_Exercise materials_.
================
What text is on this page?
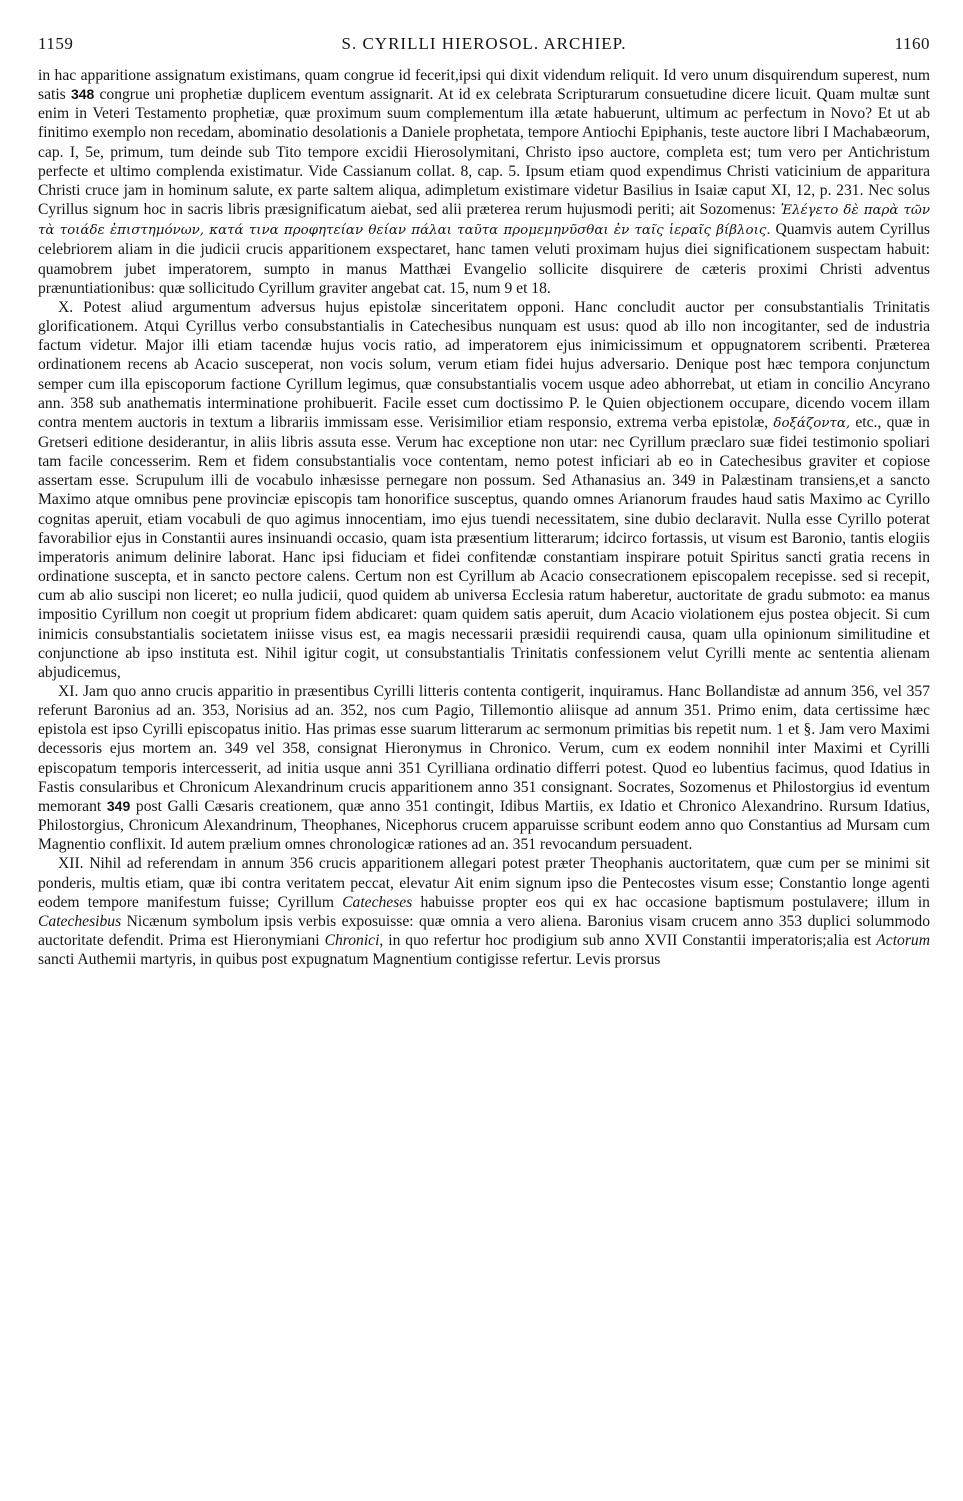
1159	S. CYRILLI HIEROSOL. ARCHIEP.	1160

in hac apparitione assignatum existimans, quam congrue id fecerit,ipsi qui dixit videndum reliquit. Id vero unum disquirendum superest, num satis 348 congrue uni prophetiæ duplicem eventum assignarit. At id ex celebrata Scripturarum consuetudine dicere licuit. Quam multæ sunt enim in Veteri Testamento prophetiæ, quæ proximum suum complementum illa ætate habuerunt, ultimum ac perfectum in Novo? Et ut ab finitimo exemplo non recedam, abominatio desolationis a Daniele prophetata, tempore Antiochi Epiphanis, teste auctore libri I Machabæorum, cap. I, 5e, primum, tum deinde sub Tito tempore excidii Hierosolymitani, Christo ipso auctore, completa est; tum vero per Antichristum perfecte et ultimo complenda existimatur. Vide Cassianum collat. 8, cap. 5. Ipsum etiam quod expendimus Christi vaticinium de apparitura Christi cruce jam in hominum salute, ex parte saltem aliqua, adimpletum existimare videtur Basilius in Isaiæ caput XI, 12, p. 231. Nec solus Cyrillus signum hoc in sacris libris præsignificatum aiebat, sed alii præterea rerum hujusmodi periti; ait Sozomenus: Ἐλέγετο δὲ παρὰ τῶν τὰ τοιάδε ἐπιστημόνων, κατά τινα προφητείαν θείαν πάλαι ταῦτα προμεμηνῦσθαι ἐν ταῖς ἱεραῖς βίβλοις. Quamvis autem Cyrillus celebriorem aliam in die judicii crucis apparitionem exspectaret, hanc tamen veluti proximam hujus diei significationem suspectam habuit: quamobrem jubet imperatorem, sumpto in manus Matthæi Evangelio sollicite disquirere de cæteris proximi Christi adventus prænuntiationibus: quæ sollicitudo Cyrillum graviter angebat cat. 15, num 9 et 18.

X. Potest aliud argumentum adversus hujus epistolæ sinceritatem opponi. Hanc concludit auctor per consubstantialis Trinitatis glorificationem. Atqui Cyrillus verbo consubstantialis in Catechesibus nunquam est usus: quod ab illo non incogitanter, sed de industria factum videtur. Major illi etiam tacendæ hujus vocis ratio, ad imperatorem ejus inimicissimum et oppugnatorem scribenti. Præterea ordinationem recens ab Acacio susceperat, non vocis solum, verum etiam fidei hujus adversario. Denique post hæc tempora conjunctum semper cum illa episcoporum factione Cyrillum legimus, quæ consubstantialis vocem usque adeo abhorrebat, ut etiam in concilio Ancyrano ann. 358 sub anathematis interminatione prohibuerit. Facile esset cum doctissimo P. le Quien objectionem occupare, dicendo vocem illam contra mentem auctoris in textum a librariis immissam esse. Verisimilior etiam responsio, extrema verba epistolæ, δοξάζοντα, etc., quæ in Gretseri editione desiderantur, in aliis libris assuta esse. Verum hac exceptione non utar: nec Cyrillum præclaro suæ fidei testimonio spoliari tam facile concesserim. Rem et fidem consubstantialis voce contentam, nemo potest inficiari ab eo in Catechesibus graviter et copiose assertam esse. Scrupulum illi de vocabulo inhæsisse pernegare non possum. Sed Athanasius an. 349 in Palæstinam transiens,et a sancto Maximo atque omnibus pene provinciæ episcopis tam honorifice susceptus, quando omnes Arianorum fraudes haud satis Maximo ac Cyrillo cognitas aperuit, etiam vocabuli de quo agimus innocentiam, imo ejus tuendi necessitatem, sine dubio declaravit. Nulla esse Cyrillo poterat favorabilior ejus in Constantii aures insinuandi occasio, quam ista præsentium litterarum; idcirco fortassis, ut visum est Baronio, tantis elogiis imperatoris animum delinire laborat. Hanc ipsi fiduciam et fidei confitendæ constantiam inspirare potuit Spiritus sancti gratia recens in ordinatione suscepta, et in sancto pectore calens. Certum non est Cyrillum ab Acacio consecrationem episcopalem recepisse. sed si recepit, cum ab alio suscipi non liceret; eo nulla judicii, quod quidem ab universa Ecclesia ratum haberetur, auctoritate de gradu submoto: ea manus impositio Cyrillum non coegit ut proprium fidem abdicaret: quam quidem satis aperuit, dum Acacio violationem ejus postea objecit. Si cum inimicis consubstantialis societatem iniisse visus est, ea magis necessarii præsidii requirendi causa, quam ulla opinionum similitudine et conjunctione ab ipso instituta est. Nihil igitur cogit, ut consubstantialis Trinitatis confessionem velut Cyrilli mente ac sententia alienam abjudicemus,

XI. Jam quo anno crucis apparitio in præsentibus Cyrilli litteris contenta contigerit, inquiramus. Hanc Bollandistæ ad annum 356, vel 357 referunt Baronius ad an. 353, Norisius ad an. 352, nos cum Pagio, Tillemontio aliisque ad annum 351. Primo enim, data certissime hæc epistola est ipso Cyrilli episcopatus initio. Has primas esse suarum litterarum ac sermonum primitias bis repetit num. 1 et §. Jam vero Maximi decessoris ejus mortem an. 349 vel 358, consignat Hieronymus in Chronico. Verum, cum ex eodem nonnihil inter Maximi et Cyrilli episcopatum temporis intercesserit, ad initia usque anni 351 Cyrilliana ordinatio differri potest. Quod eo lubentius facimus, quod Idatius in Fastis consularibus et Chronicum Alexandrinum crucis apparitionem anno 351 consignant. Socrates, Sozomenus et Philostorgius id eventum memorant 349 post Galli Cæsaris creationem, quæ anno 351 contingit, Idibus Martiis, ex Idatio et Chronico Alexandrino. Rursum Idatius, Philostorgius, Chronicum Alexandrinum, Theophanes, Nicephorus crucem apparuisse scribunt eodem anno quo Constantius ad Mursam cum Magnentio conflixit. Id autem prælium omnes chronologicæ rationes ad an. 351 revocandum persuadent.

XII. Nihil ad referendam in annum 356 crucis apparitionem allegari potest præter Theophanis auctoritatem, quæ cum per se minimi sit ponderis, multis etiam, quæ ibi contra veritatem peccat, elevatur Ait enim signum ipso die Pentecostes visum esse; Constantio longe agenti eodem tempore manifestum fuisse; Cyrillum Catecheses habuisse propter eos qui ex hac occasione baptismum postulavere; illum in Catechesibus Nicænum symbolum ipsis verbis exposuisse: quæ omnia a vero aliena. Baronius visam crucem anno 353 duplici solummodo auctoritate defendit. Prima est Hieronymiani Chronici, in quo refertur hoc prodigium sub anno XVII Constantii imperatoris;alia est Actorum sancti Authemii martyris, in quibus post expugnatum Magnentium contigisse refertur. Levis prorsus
================
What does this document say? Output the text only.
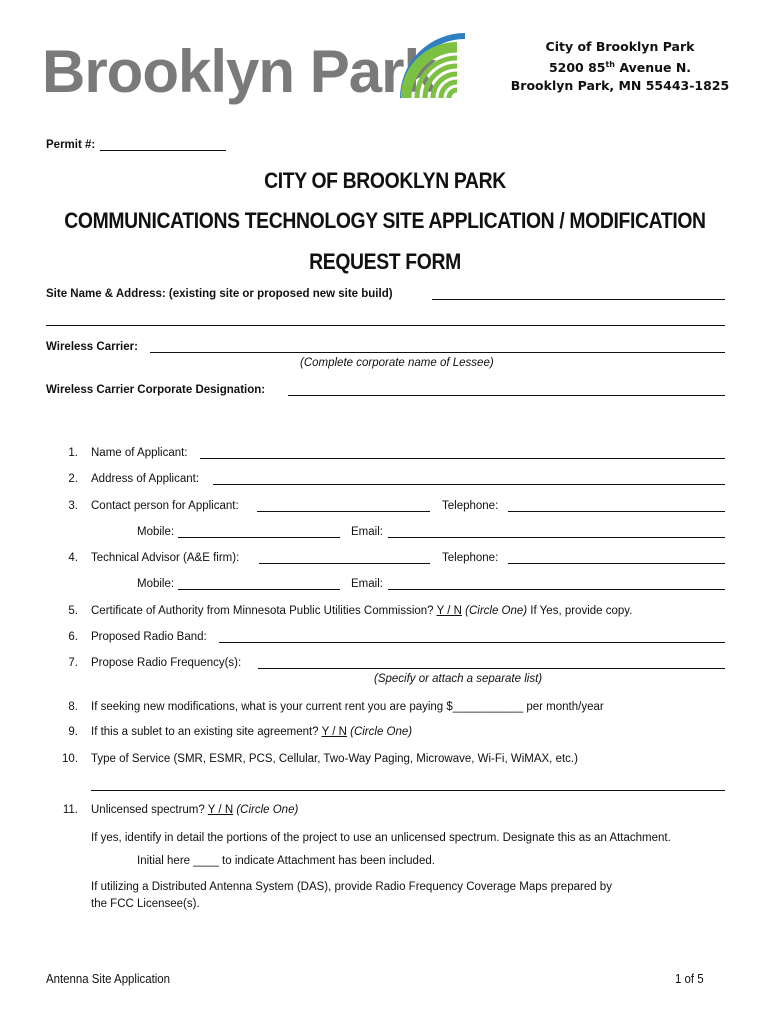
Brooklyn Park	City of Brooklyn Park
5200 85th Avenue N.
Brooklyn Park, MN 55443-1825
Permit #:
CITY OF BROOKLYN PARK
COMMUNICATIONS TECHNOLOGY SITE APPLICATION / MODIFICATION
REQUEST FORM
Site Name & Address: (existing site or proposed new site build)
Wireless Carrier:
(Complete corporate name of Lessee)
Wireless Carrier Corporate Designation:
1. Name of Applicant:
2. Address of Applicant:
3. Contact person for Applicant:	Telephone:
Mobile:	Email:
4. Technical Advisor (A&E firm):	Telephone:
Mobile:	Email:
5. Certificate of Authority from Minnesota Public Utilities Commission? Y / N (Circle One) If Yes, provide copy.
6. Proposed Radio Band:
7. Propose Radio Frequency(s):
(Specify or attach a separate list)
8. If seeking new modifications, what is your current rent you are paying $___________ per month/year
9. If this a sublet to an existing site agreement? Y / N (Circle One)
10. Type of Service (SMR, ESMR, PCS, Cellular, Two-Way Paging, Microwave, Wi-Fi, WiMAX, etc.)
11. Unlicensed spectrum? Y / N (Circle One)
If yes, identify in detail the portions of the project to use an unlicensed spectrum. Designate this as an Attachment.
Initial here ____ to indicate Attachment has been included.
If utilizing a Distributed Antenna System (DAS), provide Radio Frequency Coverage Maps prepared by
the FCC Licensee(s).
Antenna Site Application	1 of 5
================
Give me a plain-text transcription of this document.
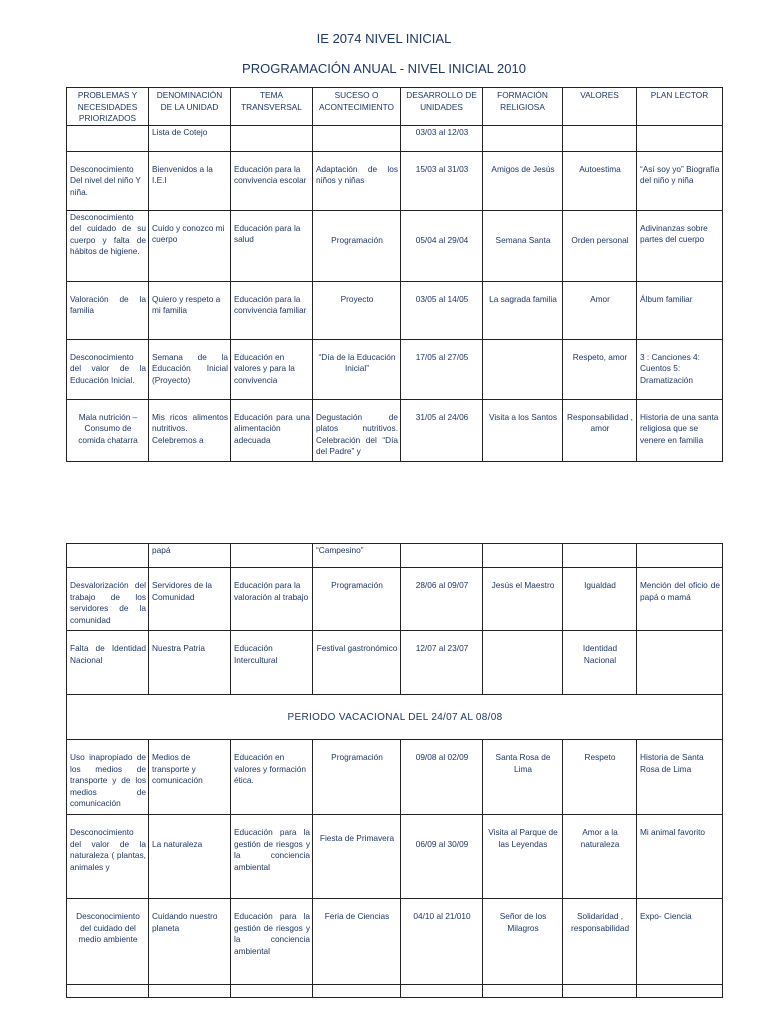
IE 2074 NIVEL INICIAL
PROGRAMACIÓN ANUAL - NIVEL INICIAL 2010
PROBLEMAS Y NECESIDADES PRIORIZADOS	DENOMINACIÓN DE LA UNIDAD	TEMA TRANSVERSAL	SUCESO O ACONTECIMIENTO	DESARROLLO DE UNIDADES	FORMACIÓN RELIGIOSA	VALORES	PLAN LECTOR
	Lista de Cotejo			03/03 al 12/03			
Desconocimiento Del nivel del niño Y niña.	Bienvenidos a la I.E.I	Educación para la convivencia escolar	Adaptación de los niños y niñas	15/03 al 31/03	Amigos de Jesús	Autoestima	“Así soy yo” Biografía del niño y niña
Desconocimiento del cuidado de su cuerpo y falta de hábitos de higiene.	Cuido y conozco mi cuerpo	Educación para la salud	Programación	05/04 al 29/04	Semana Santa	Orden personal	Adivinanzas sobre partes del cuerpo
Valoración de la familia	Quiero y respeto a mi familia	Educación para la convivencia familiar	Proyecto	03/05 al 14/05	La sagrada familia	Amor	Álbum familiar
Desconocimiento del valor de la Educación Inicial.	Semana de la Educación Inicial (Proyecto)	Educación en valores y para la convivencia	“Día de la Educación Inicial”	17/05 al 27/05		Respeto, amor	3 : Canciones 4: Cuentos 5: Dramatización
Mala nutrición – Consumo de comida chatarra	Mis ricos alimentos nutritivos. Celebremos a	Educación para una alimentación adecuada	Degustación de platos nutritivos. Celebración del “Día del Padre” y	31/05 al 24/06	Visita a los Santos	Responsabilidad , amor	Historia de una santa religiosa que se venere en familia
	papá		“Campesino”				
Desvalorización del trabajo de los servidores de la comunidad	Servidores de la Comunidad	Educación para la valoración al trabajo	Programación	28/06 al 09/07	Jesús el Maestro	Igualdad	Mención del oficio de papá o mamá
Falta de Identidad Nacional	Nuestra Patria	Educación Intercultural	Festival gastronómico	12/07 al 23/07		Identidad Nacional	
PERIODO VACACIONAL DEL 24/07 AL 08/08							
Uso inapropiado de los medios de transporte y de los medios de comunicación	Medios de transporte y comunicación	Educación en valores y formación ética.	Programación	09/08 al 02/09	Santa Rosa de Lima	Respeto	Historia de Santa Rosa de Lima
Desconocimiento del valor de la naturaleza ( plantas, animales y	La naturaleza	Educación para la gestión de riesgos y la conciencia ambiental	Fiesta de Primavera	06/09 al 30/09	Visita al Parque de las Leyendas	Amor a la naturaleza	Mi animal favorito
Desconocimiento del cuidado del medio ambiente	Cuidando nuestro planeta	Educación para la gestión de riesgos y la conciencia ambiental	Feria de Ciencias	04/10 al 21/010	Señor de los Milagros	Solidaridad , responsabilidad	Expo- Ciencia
================
_Given task_. Identify each line in the records above containing the word "familia"; copy those lines.

_Expected answer_.
Valoración de la familia	Quiero y respeto a mi familia	Educación para la convivencia familiar	Proyecto	03/05 al 14/05	La sagrada familia	Amor	Álbum familiar
Mala nutrición – Consumo de comida chatarra	Mis ricos alimentos nutritivos. Celebremos a	Educación para una alimentación adecuada	Degustación de platos nutritivos. Celebración del “Día del Padre” y	31/05 al 24/06	Visita a los Santos	Responsabilidad , amor	Historia de una santa religiosa que se venere en familia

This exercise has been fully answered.